__Source material__.
========================================
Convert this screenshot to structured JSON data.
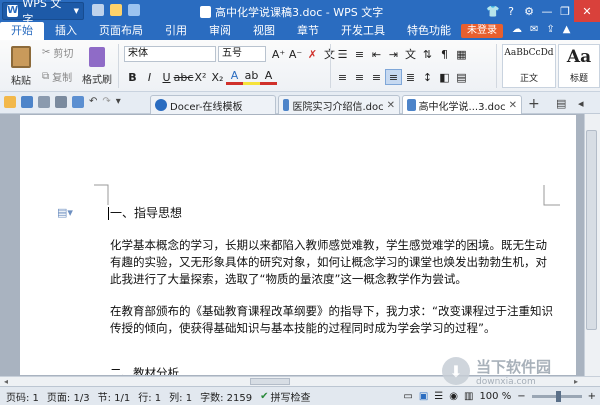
{
  "window": {
    "app_button": "WPS 文字",
    "title": "高中化学说课稿3.doc - WPS 文字",
    "login_label": "未登录"
  },
  "menu": [
    "开始",
    "插入",
    "页面布局",
    "引用",
    "审阅",
    "视图",
    "章节",
    "开发工具",
    "特色功能"
  ],
  "ribbon": {
    "paste": "粘贴",
    "cut": "剪切",
    "copy": "复制",
    "format_painter": "格式刷",
    "font_name": "宋体",
    "font_size": "五号",
    "style_normal_preview": "AaBbCcDd",
    "style_normal": "正文",
    "style_heading_preview": "Aa",
    "style_heading": "标题"
  },
  "tabs": [
    {
      "label": "Docer-在线模板"
    },
    {
      "label": "医院实习介绍信.doc"
    },
    {
      "label": "高中化学说...3.doc"
    }
  ],
  "document": {
    "heading": "一、指导思想",
    "p1": "化学基本概念的学习，长期以来都陷入教师感觉难教，学生感觉难学的困境。既无生动有趣的实验，又无形象具体的研究对象，如何让概念学习的课堂也焕发出勃勃生机，对此我进行了大量探索，选取了“物质的量浓度”这一概念教学作为尝试。",
    "p2": "在教育部颁布的《基础教育课程改革纲要》的指导下，我力求：“改变课程过于注重知识传授的倾向，使获得基础知识与基本技能的过程同时成为学会学习的过程”。",
    "p3": "二、教材分析"
  },
  "status": {
    "page_code": "页码: 1",
    "pages": "页面: 1/3",
    "section": "节: 1/1",
    "row": "行: 1",
    "col": "列: 1",
    "words": "字数: 2159",
    "spell": "拼写检查",
    "zoom": "100 %"
  },
  "watermark": {
    "name": "当下软件园",
    "url": "downxia.com"
  },
  "colors": {
    "accent": "#2a6cc0",
    "login": "#e85f2e"
  }
}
========================================
__Your instructions__. Copy out the data above exactly, except the pictures.

__Response to the exercise__.
Convert this screenshot to structured JSON data.
{
  "window": {
    "app_button": "WPS 文字",
    "title": "高中化学说课稿3.doc - WPS 文字",
    "login_label": "未登录"
  },
  "menu": [
    "开始",
    "插入",
    "页面布局",
    "引用",
    "审阅",
    "视图",
    "章节",
    "开发工具",
    "特色功能"
  ],
  "ribbon": {
    "paste": "粘贴",
    "cut": "剪切",
    "copy": "复制",
    "format_painter": "格式刷",
    "font_name": "宋体",
    "font_size": "五号",
    "style_normal_preview": "AaBbCcDd",
    "style_normal": "正文",
    "style_heading_preview": "Aa",
    "style_heading": "标题"
  },
  "tabs": [
    {
      "label": "Docer-在线模板"
    },
    {
      "label": "医院实习介绍信.doc"
    },
    {
      "label": "高中化学说...3.doc"
    }
  ],
  "document": {
    "heading": "一、指导思想",
    "p1": "化学基本概念的学习，长期以来都陷入教师感觉难教，学生感觉难学的困境。既无生动有趣的实验，又无形象具体的研究对象，如何让概念学习的课堂也焕发出勃勃生机，对此我进行了大量探索，选取了“物质的量浓度”这一概念教学作为尝试。",
    "p2": "在教育部颁布的《基础教育课程改革纲要》的指导下，我力求：“改变课程过于注重知识传授的倾向，使获得基础知识与基本技能的过程同时成为学会学习的过程”。",
    "p3": "二、教材分析"
  },
  "status": {
    "page_code": "页码: 1",
    "pages": "页面: 1/3",
    "section": "节: 1/1",
    "row": "行: 1",
    "col": "列: 1",
    "words": "字数: 2159",
    "spell": "拼写检查",
    "zoom": "100 %"
  },
  "watermark": {
    "name": "当下软件园",
    "url": "downxia.com"
  },
  "colors": {
    "accent": "#2a6cc0",
    "login": "#e85f2e"
  }
}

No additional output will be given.